(Dataset excerpt)
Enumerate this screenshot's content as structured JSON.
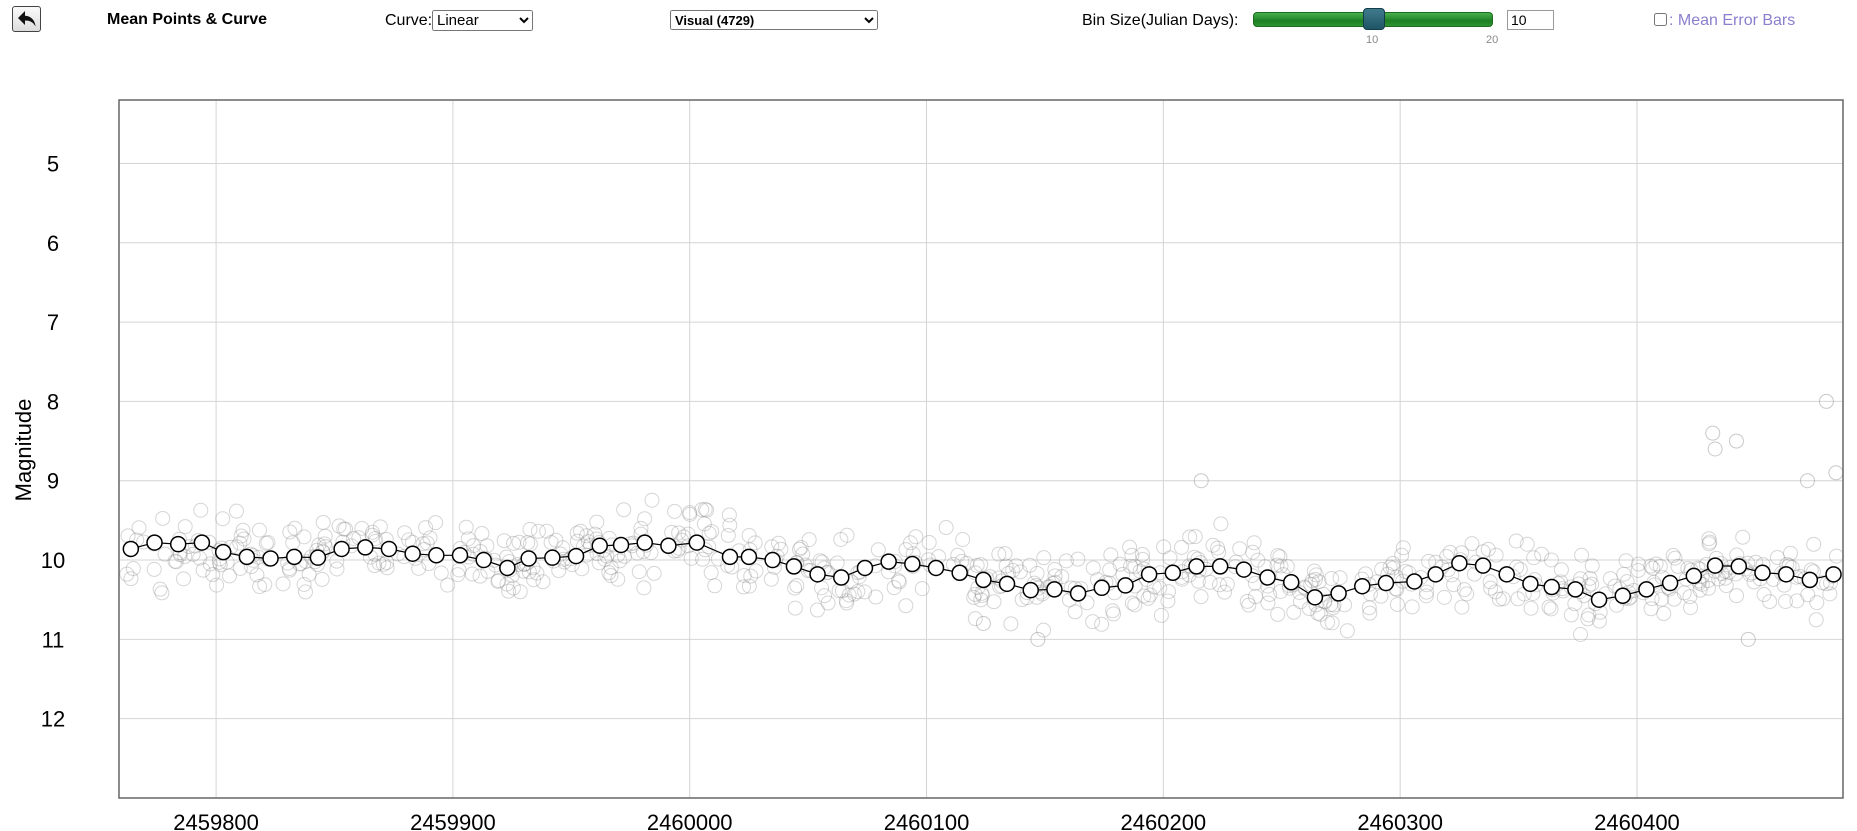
{
  "toolbar": {
    "mode_title": "Mean Points & Curve",
    "curve_label": "Curve:",
    "curve_value": "Linear",
    "band_value": "Visual (4729)",
    "bin_label": "Bin Size(Julian Days):",
    "slider_value": 10,
    "slider_min_label": "10",
    "slider_max_label": "20",
    "bin_value": "10",
    "error_bars_label": ": Mean Error Bars",
    "error_bars_checked": false
  },
  "colors": {
    "slider_fill": "#2e9432",
    "slider_thumb": "#1f5566",
    "error_bars_label": "#8a7fcf",
    "raw_points": "#888888",
    "mean_curve": "#000000"
  },
  "icons": {
    "back": "back-arrow-icon"
  },
  "chart_data": {
    "type": "scatter",
    "xlabel": "",
    "ylabel": "Magnitude",
    "xlim": [
      2459759,
      2460487
    ],
    "ylim": [
      4.2,
      13.0
    ],
    "y_inverted": true,
    "x_ticks": [
      "2459800",
      "2459900",
      "2460000",
      "2460100",
      "2460200",
      "2460300",
      "2460400"
    ],
    "y_ticks": [
      "5",
      "6",
      "7",
      "8",
      "9",
      "10",
      "11",
      "12"
    ],
    "grid": true,
    "series": [
      {
        "role": "mean",
        "x": [
          2459764,
          2459774,
          2459784,
          2459794,
          2459803,
          2459813,
          2459823,
          2459833,
          2459843,
          2459853,
          2459863,
          2459873,
          2459883,
          2459893,
          2459903,
          2459913,
          2459923,
          2459932,
          2459942,
          2459952,
          2459962,
          2459971,
          2459981,
          2459991,
          2460003,
          2460017,
          2460025,
          2460035,
          2460044,
          2460054,
          2460064,
          2460074,
          2460084,
          2460094,
          2460104,
          2460114,
          2460124,
          2460134,
          2460144,
          2460154,
          2460164,
          2460174,
          2460184,
          2460194,
          2460204,
          2460214,
          2460224,
          2460234,
          2460244,
          2460254,
          2460264,
          2460274,
          2460284,
          2460294,
          2460306,
          2460315,
          2460325,
          2460335,
          2460345,
          2460355,
          2460364,
          2460374,
          2460384,
          2460394,
          2460404,
          2460414,
          2460424,
          2460433,
          2460443,
          2460453,
          2460463,
          2460473,
          2460483
        ],
        "y": [
          9.86,
          9.78,
          9.8,
          9.78,
          9.9,
          9.96,
          9.98,
          9.96,
          9.97,
          9.86,
          9.84,
          9.86,
          9.92,
          9.94,
          9.94,
          10.0,
          10.1,
          9.98,
          9.97,
          9.95,
          9.82,
          9.81,
          9.78,
          9.82,
          9.78,
          9.96,
          9.96,
          10.0,
          10.08,
          10.18,
          10.22,
          10.1,
          10.02,
          10.05,
          10.1,
          10.16,
          10.25,
          10.3,
          10.38,
          10.37,
          10.42,
          10.35,
          10.32,
          10.18,
          10.16,
          10.08,
          10.08,
          10.12,
          10.22,
          10.28,
          10.47,
          10.42,
          10.33,
          10.29,
          10.27,
          10.18,
          10.04,
          10.07,
          10.18,
          10.3,
          10.34,
          10.37,
          10.5,
          10.45,
          10.37,
          10.29,
          10.2,
          10.07,
          10.08,
          10.16,
          10.18,
          10.25,
          10.18
        ]
      }
    ],
    "raw_observations": {
      "count": 4729,
      "typical_magnitude_range": [
        9.2,
        11.0
      ],
      "outliers": [
        [
          2460432,
          8.4
        ],
        [
          2460433,
          8.6
        ],
        [
          2460442,
          8.5
        ],
        [
          2460480,
          8.0
        ],
        [
          2460472,
          9.0
        ],
        [
          2460484,
          8.9
        ],
        [
          2460216,
          9.0
        ],
        [
          2460147,
          11.0
        ],
        [
          2460124,
          10.8
        ],
        [
          2460447,
          11.0
        ]
      ]
    }
  }
}
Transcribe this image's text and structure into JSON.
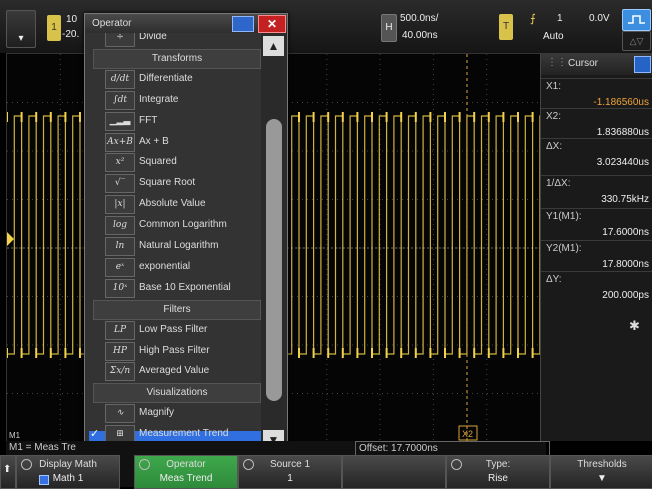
{
  "top_bar": {
    "ch1_number": "1",
    "ch1_scale": "10",
    "ch1_offset": "-20.",
    "horizontal_tile": "H",
    "time_per_div": "500.0ns/",
    "delay": "40.00ns",
    "trigger_tile": "T",
    "trigger_source": "1",
    "trigger_level": "0.0V",
    "trigger_mode": "Auto"
  },
  "operator_menu": {
    "title": "Operator",
    "items": [
      {
        "type": "item",
        "icon": "÷",
        "label": "Divide"
      },
      {
        "type": "header",
        "label": "Transforms"
      },
      {
        "type": "item",
        "icon": "d/dt",
        "label": "Differentiate"
      },
      {
        "type": "item",
        "icon": "∫dt",
        "label": "Integrate"
      },
      {
        "type": "item",
        "icon": "▁▂▃",
        "label": "FFT"
      },
      {
        "type": "item",
        "icon": "Ax+B",
        "label": "Ax + B"
      },
      {
        "type": "item",
        "icon": "x²",
        "label": "Squared"
      },
      {
        "type": "item",
        "icon": "√‾",
        "label": "Square Root"
      },
      {
        "type": "item",
        "icon": "|x|",
        "label": "Absolute Value"
      },
      {
        "type": "item",
        "icon": "log",
        "label": "Common Logarithm"
      },
      {
        "type": "item",
        "icon": "ln",
        "label": "Natural Logarithm"
      },
      {
        "type": "item",
        "icon": "eˣ",
        "label": "exponential"
      },
      {
        "type": "item",
        "icon": "10ˣ",
        "label": "Base 10 Exponential"
      },
      {
        "type": "header",
        "label": "Filters"
      },
      {
        "type": "item",
        "icon": "LP",
        "label": "Low Pass Filter"
      },
      {
        "type": "item",
        "icon": "HP",
        "label": "High Pass Filter"
      },
      {
        "type": "item",
        "icon": "Σx/n",
        "label": "Averaged Value"
      },
      {
        "type": "header",
        "label": "Visualizations"
      },
      {
        "type": "item",
        "icon": "∿",
        "label": "Magnify"
      },
      {
        "type": "item",
        "icon": "⊞",
        "label": "Measurement Trend",
        "selected": true
      }
    ]
  },
  "cursor_panel": {
    "title": "Cursor",
    "rows": [
      {
        "label": "X1:",
        "value": "-1.186560us",
        "value_color": "#f0a43a"
      },
      {
        "label": "X2:",
        "value": "1.836880us",
        "value_color": "#eeeeee"
      },
      {
        "label": "ΔX:",
        "value": "3.023440us",
        "value_color": "#eeeeee"
      },
      {
        "label": "1/ΔX:",
        "value": "330.75kHz",
        "value_color": "#eeeeee"
      },
      {
        "label": "Y1(M1):",
        "value": "17.6000ns",
        "value_color": "#eeeeee"
      },
      {
        "label": "Y2(M1):",
        "value": "17.8000ns",
        "value_color": "#eeeeee"
      },
      {
        "label": "ΔY:",
        "value": "200.000ps",
        "value_color": "#eeeeee"
      }
    ]
  },
  "graticule": {
    "marker_x2": "X2",
    "marker_m1": "M1"
  },
  "status_line": {
    "math_label": "M1 = Meas Tre",
    "offset": "Offset: 17.7000ns"
  },
  "softkeys": [
    {
      "top": "Display Math",
      "bottom": "Math 1",
      "style": "gray",
      "knob": true
    },
    {
      "top": "Operator",
      "bottom": "Meas Trend",
      "style": "green",
      "knob": true
    },
    {
      "top": "Source 1",
      "bottom": "1",
      "style": "gray",
      "knob": true
    },
    {
      "top": "",
      "bottom": "",
      "style": "gray",
      "knob": false
    },
    {
      "top": "Type:",
      "bottom": "Rise",
      "style": "gray",
      "knob": true
    },
    {
      "top": "Thresholds",
      "bottom": "▼",
      "style": "gray",
      "knob": false
    }
  ],
  "colors": {
    "trace": "#f2d24b",
    "selection": "#2f6fe0",
    "softkey_active": "#2e8a3a",
    "close_button": "#c42222"
  }
}
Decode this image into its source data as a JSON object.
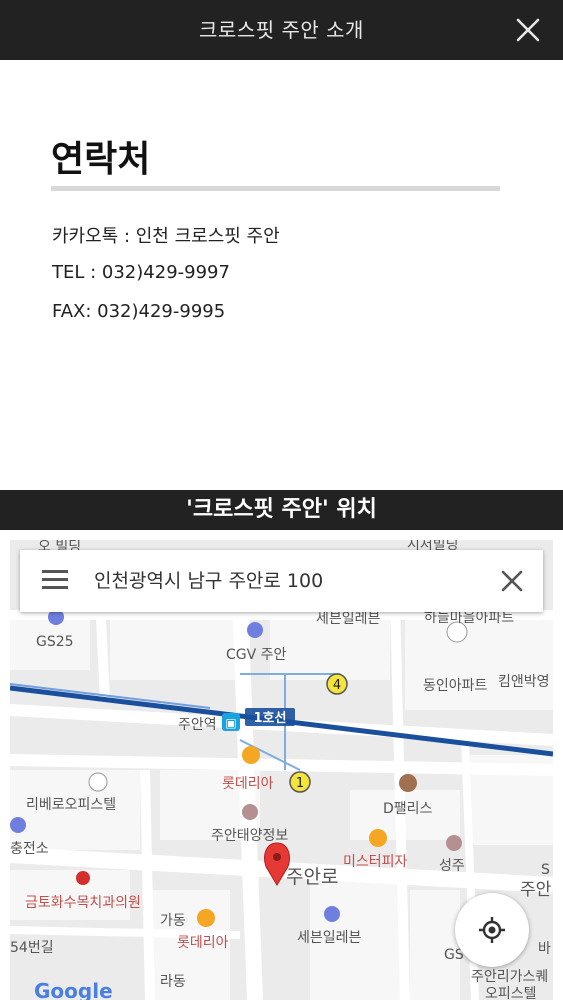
{
  "header": {
    "title": "크로스핏 주안 소개"
  },
  "contact": {
    "heading": "연락처",
    "kakao": "카카오톡 : 인천 크로스핏 주안",
    "tel": "TEL : 032)429-9997",
    "fax": "FAX: 032)429-9995"
  },
  "location": {
    "title": "'크로스핏 주안' 위치"
  },
  "map": {
    "search_query": "인천광역시 남구 주안로 100",
    "line_color": "#0d4fa0",
    "pin_color": "#e53935",
    "labels": {
      "gs25": "GS25",
      "cgv": "CGV 주안",
      "sebon_top": "세븐일레븐",
      "dongin": "동인아파트",
      "kimnet": "킴앤박영",
      "juan_station": "주안역",
      "line1": "1호선",
      "lotteria1": "롯데리아",
      "ribero": "리베로오피스텔",
      "dpalace": "D팰리스",
      "charging": "충전소",
      "juantae": "주안태양정보",
      "mister_pizza": "미스터피자",
      "seongju": "성주",
      "juanro": "주안로",
      "juan_right": "주안",
      "geumto": "금토화수목치과의원",
      "gadong": "가동",
      "lotteria2": "롯데리아",
      "sebon_bottom": "세븐일레븐",
      "beongil": "54번길",
      "radong": "라동",
      "juanri": "주안리가스퀘",
      "officetel": "오피스텔",
      "google": "Google",
      "badge4": "4",
      "badge1": "1",
      "right_s": "S",
      "right_ba": "바",
      "right_gs": "GS",
      "top_left_frag": "오 빌딩",
      "top_right_frag": "시저빌딩",
      "top_right_frag2": "하늘마을아파트"
    }
  }
}
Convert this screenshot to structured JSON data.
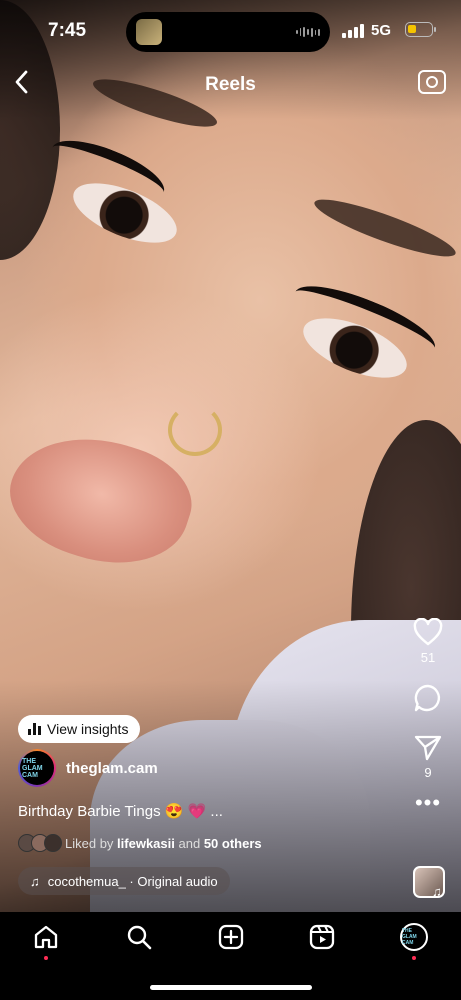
{
  "status_bar": {
    "time": "7:45",
    "network": "5G",
    "battery_level": 0.35,
    "battery_color": "#f5c400",
    "island_icons": [
      "music-album-thumbnail",
      "audio-waveform-icon"
    ]
  },
  "header": {
    "title": "Reels",
    "back_icon": "chevron-left-icon",
    "camera_icon": "camera-icon"
  },
  "actions": {
    "like_count": "51",
    "share_count": "9",
    "icons": [
      "heart-icon",
      "comment-icon",
      "send-icon",
      "more-icon"
    ]
  },
  "post": {
    "insights_label": "View insights",
    "username": "theglam.cam",
    "avatar_text": "THE GLAM CAM",
    "caption": "Birthday Barbie Tings 😍 💗  ...",
    "liked_prefix": "Liked by",
    "liked_user": "lifewkasii",
    "liked_and": "and",
    "liked_others": "50 others",
    "audio": "cocothemua_ · Original audio"
  },
  "bottom_nav": {
    "items": [
      "home-icon",
      "search-icon",
      "create-icon",
      "reels-icon",
      "profile-avatar"
    ],
    "accent": "#ff2d55"
  }
}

What is needed
The lines from the one holding "Convert this screenshot" through the end of the material above are to be echoed exactly, both ends included. Do not include pictures.

Response to the exercise
Convert this screenshot to structured JSON data.
{
  "status_bar": {
    "time": "7:45",
    "network": "5G",
    "battery_level": 0.35,
    "battery_color": "#f5c400",
    "island_icons": [
      "music-album-thumbnail",
      "audio-waveform-icon"
    ]
  },
  "header": {
    "title": "Reels",
    "back_icon": "chevron-left-icon",
    "camera_icon": "camera-icon"
  },
  "actions": {
    "like_count": "51",
    "share_count": "9",
    "icons": [
      "heart-icon",
      "comment-icon",
      "send-icon",
      "more-icon"
    ]
  },
  "post": {
    "insights_label": "View insights",
    "username": "theglam.cam",
    "avatar_text": "THE GLAM CAM",
    "caption": "Birthday Barbie Tings 😍 💗  ...",
    "liked_prefix": "Liked by",
    "liked_user": "lifewkasii",
    "liked_and": "and",
    "liked_others": "50 others",
    "audio": "cocothemua_ · Original audio"
  },
  "bottom_nav": {
    "items": [
      "home-icon",
      "search-icon",
      "create-icon",
      "reels-icon",
      "profile-avatar"
    ],
    "accent": "#ff2d55"
  }
}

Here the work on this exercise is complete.